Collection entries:
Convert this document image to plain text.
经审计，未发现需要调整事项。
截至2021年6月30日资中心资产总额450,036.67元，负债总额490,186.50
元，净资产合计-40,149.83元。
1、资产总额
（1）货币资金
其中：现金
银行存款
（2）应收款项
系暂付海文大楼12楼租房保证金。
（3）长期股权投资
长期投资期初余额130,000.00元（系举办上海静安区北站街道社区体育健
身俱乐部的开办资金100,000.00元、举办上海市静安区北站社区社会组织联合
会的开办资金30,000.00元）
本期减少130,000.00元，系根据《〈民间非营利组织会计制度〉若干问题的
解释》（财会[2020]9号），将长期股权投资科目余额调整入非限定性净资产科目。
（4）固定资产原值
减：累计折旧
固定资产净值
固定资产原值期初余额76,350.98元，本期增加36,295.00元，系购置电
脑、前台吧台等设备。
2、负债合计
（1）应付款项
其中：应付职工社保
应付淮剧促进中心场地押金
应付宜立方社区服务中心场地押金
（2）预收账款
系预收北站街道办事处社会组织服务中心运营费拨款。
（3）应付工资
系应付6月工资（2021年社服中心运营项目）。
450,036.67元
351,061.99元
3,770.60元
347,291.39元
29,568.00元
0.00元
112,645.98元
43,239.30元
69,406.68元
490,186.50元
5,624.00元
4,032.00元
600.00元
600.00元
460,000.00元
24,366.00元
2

GOAL: The records above are to be repeated exactly, in their entirety.

ANSWER FOR THIS EXERCISE:
Convert this document image to plain text.
经审计，未发现需要调整事项。
截至2021年6月30日资中心资产总额450,036.67元，负债总额490,186.50
元，净资产合计-40,149.83元。
1、资产总额
（1）货币资金
其中：现金
银行存款
（2）应收款项
系暂付海文大楼12楼租房保证金。
（3）长期股权投资
长期投资期初余额130,000.00元（系举办上海静安区北站街道社区体育健
身俱乐部的开办资金100,000.00元、举办上海市静安区北站社区社会组织联合
会的开办资金30,000.00元）
本期减少130,000.00元，系根据《〈民间非营利组织会计制度〉若干问题的
解释》（财会[2020]9号），将长期股权投资科目余额调整入非限定性净资产科目。
（4）固定资产原值
减：累计折旧
固定资产净值
固定资产原值期初余额76,350.98元，本期增加36,295.00元，系购置电
脑、前台吧台等设备。
2、负债合计
（1）应付款项
其中：应付职工社保
应付淮剧促进中心场地押金
应付宜立方社区服务中心场地押金
（2）预收账款
系预收北站街道办事处社会组织服务中心运营费拨款。
（3）应付工资
系应付6月工资（2021年社服中心运营项目）。
450,036.67元
351,061.99元
3,770.60元
347,291.39元
29,568.00元
0.00元
112,645.98元
43,239.30元
69,406.68元
490,186.50元
5,624.00元
4,032.00元
600.00元
600.00元
460,000.00元
24,366.00元
2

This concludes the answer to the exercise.